**Supplied data:**
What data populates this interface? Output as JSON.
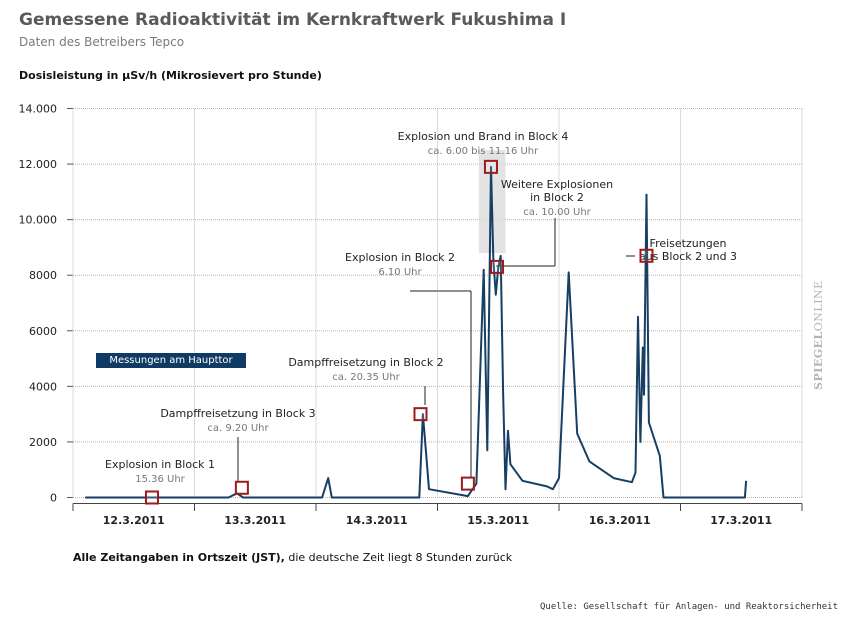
{
  "header": {
    "title": "Gemessene Radioaktivität im Kernkraftwerk Fukushima I",
    "subtitle": "Daten des Betreibers Tepco"
  },
  "colors": {
    "line": "#173e63",
    "marker": "#9b1c1c",
    "grid": "#b8b8b8",
    "highlight": "#dcdcdc",
    "badge": "#0e3a63"
  },
  "legend": {
    "label": "Messungen am Haupttor"
  },
  "footnote": {
    "bold": "Alle Zeitangaben in Ortszeit (JST),",
    "rest": " die deutsche Zeit liegt 8 Stunden zurück"
  },
  "source": "Quelle: Gesellschaft für Anlagen- und Reaktorsicherheit",
  "brand": {
    "bold": "SPIEGEL",
    "rest": "ONLINE"
  },
  "chart_data": {
    "type": "line",
    "title": "Gemessene Radioaktivität im Kernkraftwerk Fukushima I",
    "ylabel": "Dosisleistung in µSv/h (Mikrosievert pro Stunde)",
    "xlabel": "",
    "xlim": [
      0,
      6
    ],
    "ylim": [
      0,
      14000
    ],
    "ygrid": true,
    "yticks": [
      0,
      2000,
      4000,
      6000,
      8000,
      10000,
      12000,
      14000
    ],
    "ytick_labels": [
      "0",
      "2000",
      "4000",
      "6000",
      "8000",
      "10.000",
      "12.000",
      "14.000"
    ],
    "xtick_labels": [
      "12.3.2011",
      "13.3.2011",
      "14.3.2011",
      "15.3.2011",
      "16.3.2011",
      "17.3.2011"
    ],
    "x_units": "Tage seit 12.3.2011 00:00 JST",
    "series": [
      {
        "name": "Messungen am Haupttor",
        "points": [
          [
            0.1,
            0
          ],
          [
            1.28,
            0
          ],
          [
            1.35,
            150
          ],
          [
            1.4,
            0
          ],
          [
            2.05,
            0
          ],
          [
            2.1,
            700
          ],
          [
            2.13,
            0
          ],
          [
            2.85,
            0
          ],
          [
            2.88,
            3000
          ],
          [
            2.93,
            300
          ],
          [
            3.25,
            50
          ],
          [
            3.32,
            500
          ],
          [
            3.38,
            8200
          ],
          [
            3.41,
            1700
          ],
          [
            3.44,
            11900
          ],
          [
            3.46,
            8500
          ],
          [
            3.48,
            7300
          ],
          [
            3.5,
            8300
          ],
          [
            3.52,
            8700
          ],
          [
            3.54,
            3800
          ],
          [
            3.56,
            300
          ],
          [
            3.58,
            2400
          ],
          [
            3.6,
            1200
          ],
          [
            3.7,
            600
          ],
          [
            3.9,
            400
          ],
          [
            3.95,
            300
          ],
          [
            4.0,
            700
          ],
          [
            4.08,
            8100
          ],
          [
            4.15,
            2300
          ],
          [
            4.25,
            1300
          ],
          [
            4.45,
            700
          ],
          [
            4.6,
            550
          ],
          [
            4.63,
            900
          ],
          [
            4.65,
            6500
          ],
          [
            4.67,
            2000
          ],
          [
            4.69,
            5400
          ],
          [
            4.7,
            3700
          ],
          [
            4.72,
            10900
          ],
          [
            4.74,
            2700
          ],
          [
            4.83,
            1500
          ],
          [
            4.86,
            0
          ],
          [
            5.5,
            0
          ],
          [
            5.53,
            0
          ],
          [
            5.54,
            600
          ]
        ]
      }
    ],
    "annotations": [
      {
        "title": "Explosion in Block 1",
        "time": "15.36 Uhr",
        "x": 0.65,
        "y": 0
      },
      {
        "title": "Dampffreisetzung in Block 3",
        "time": "ca. 9.20 Uhr",
        "x": 1.39,
        "y": 350
      },
      {
        "title": "Dampffreisetzung in Block 2",
        "time": "ca. 20.35 Uhr",
        "x": 2.86,
        "y": 3000
      },
      {
        "title": "Explosion in Block 2",
        "time": "6.10 Uhr",
        "x": 3.25,
        "y": 500
      },
      {
        "title": "Explosion und Brand in Block 4",
        "time": "ca. 6.00 bis 11.16 Uhr",
        "x": 3.44,
        "y": 11900
      },
      {
        "title_lines": [
          "Weitere Explosionen",
          "in Block 2"
        ],
        "time": "ca. 10.00 Uhr",
        "x": 3.49,
        "y": 8300
      },
      {
        "title_lines": [
          "Freisetzungen",
          "aus Block 2 und 3"
        ],
        "time": "",
        "x": 4.72,
        "y": 8700
      }
    ],
    "highlight_range": [
      3.34,
      3.56
    ]
  }
}
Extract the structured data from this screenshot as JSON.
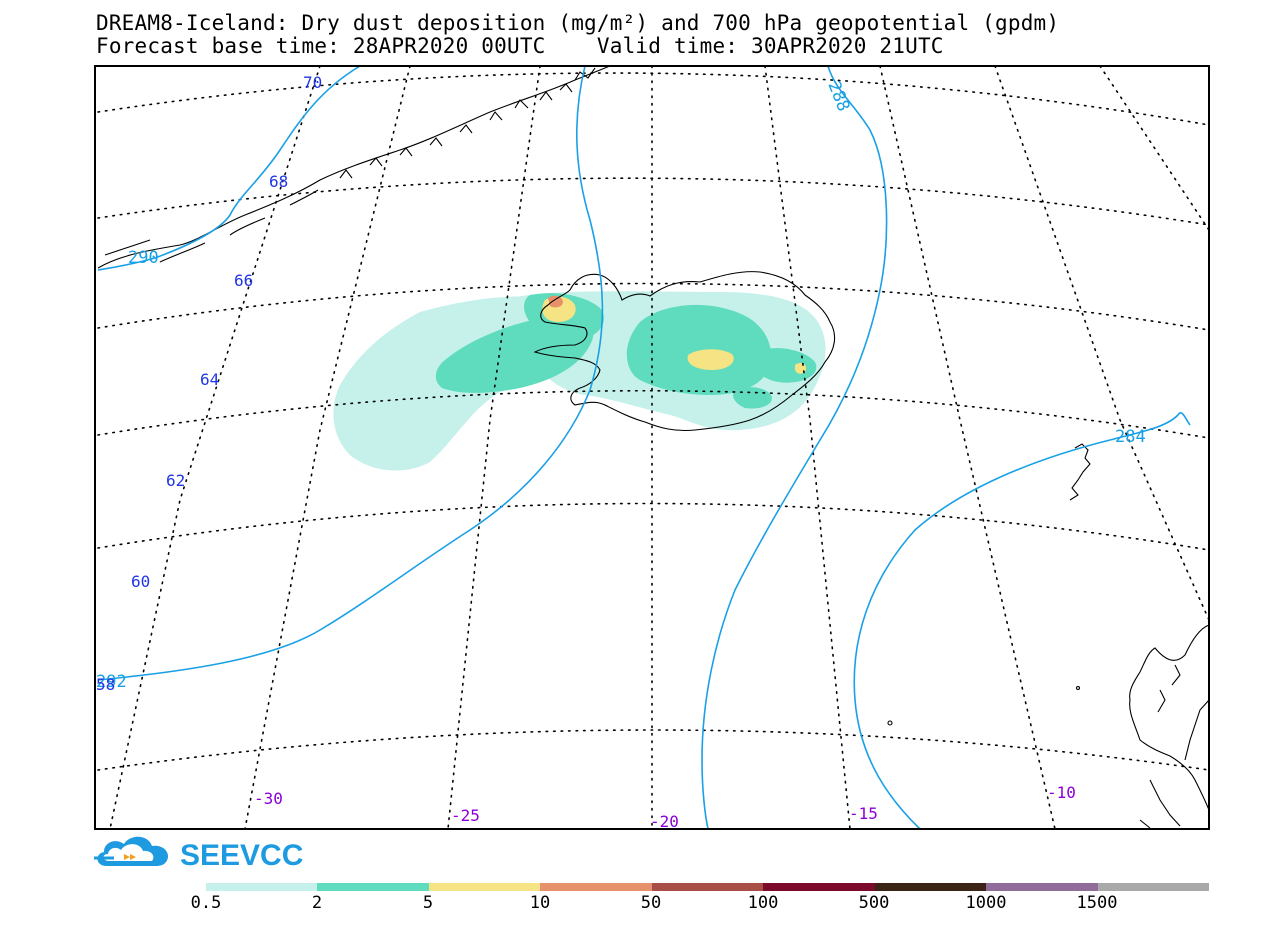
{
  "title": {
    "line1": "DREAM8-Iceland: Dry dust deposition (mg/m²) and 700 hPa geopotential (gpdm)",
    "line2": "Forecast base time: 28APR2020 00UTC    Valid time: 30APR2020 21UTC"
  },
  "logo": {
    "text": "SEEVCCC",
    "icon": "cloud-arrow-icon",
    "color": "#1e9be0"
  },
  "map": {
    "latitude_labels": [
      "70",
      "68",
      "66",
      "64",
      "62",
      "60",
      "58"
    ],
    "longitude_labels": [
      "-30",
      "-25",
      "-20",
      "-15",
      "-10"
    ],
    "contour_labels": [
      "288",
      "290",
      "284",
      "292"
    ],
    "colors": {
      "latitude_label": "#2136e8",
      "longitude_label": "#8b00d8",
      "contour": "#1aa0e6",
      "grid": "#000000",
      "coastline": "#000000"
    }
  },
  "colorbar": {
    "ticks": [
      "0.5",
      "2",
      "5",
      "10",
      "50",
      "100",
      "500",
      "1000",
      "1500"
    ],
    "colors": [
      "#c5f1ea",
      "#5edcbd",
      "#f6e384",
      "#e6916b",
      "#a84e46",
      "#7c0a2a",
      "#3b2415",
      "#8f6c9a",
      "#a9a9a9"
    ]
  }
}
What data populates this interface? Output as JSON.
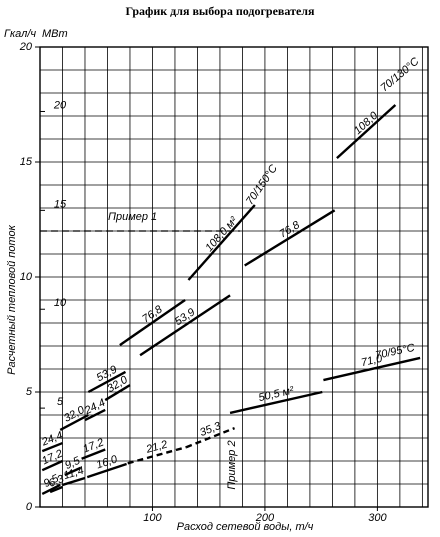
{
  "chart_data": {
    "type": "segments",
    "title": "График для выбора подогревателя",
    "y_unit": "Гкал/ч",
    "y2_unit": "МВт",
    "ylabel": "Расчетный тепловой поток",
    "xlabel": "Расход сетевой воды, т/ч",
    "xlim": [
      0,
      345
    ],
    "xticks": [
      100,
      200,
      300
    ],
    "ylim": [
      0,
      20
    ],
    "yticks": [
      0,
      5,
      10,
      15,
      20
    ],
    "y2lim": [
      0,
      23.26
    ],
    "y2ticks": [
      5,
      10,
      15,
      20
    ],
    "grid": true,
    "grid_step": {
      "x": 20,
      "y": 1
    },
    "color": "#000000",
    "segments": [
      {
        "name": "9,5",
        "x": [
          2,
          18
        ],
        "y": [
          0.57,
          0.96
        ]
      },
      {
        "name": "17,2",
        "x": [
          2,
          20
        ],
        "y": [
          1.6,
          2.0
        ]
      },
      {
        "name": "24,4",
        "x": [
          2,
          20
        ],
        "y": [
          2.43,
          2.78
        ]
      },
      {
        "name": "32,0",
        "x": [
          18,
          43
        ],
        "y": [
          3.35,
          4.0
        ]
      },
      {
        "name": "53,9",
        "x": [
          43,
          76
        ],
        "y": [
          5.0,
          5.87
        ]
      },
      {
        "name": "76,8",
        "x": [
          71,
          129
        ],
        "y": [
          7.04,
          9.0
        ]
      },
      {
        "name": "108,0 м²",
        "x": [
          132,
          191
        ],
        "y": [
          9.87,
          13.13
        ]
      },
      {
        "name": "9,5",
        "x": [
          22,
          36
        ],
        "y": [
          1.39,
          1.7
        ]
      },
      {
        "name": "17,2",
        "x": [
          37,
          58
        ],
        "y": [
          2.1,
          2.5
        ]
      },
      {
        "name": "24,4",
        "x": [
          40,
          58
        ],
        "y": [
          3.78,
          4.22
        ]
      },
      {
        "name": "32,0",
        "x": [
          58,
          80
        ],
        "y": [
          4.65,
          5.3
        ]
      },
      {
        "name": "53,9",
        "x": [
          89,
          169
        ],
        "y": [
          6.6,
          9.2
        ]
      },
      {
        "name": "76,8",
        "x": [
          182,
          262
        ],
        "y": [
          10.5,
          12.9
        ]
      },
      {
        "name": "108,0",
        "x": [
          264,
          316
        ],
        "y": [
          15.17,
          17.48
        ]
      },
      {
        "name": "6,3",
        "x": [
          9,
          20
        ],
        "y": [
          0.65,
          0.87
        ]
      },
      {
        "name": "11,4",
        "x": [
          20,
          40
        ],
        "y": [
          0.96,
          1.26
        ]
      },
      {
        "name": "16,0",
        "x": [
          42,
          77
        ],
        "y": [
          1.3,
          1.87
        ]
      },
      {
        "name": "21,2",
        "x": [
          78,
          130
        ],
        "y": [
          1.9,
          2.6
        ],
        "dashed": true
      },
      {
        "name": "35,3",
        "x": [
          130,
          173
        ],
        "y": [
          2.6,
          3.43
        ],
        "dashed": true
      },
      {
        "name": "50,5 м²",
        "x": [
          169,
          251
        ],
        "y": [
          4.09,
          5.0
        ]
      },
      {
        "name": "71,0",
        "x": [
          252,
          338
        ],
        "y": [
          5.52,
          6.48
        ]
      }
    ],
    "reference": {
      "name": "Пример 1",
      "x": [
        0,
        178
      ],
      "y": [
        12,
        12
      ]
    },
    "annotations": [
      "Пример 2",
      "70/95°C",
      "70/150°C",
      "70/130°C"
    ]
  }
}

**Prompt:**
Isolate the lines above that contain the word "Block" and copy them.

**Solution to this exercise:**
        "title": "Explosion in Block 1",
        "title": "Dampffreisetzung in Block 3",
        "title": "Dampffreisetzung in Block 2",
        "title": "Explosion in Block 2",
        "title": "Explosion und Brand in Block 4",
          "in Block 2"
          "aus Block 2 und 3"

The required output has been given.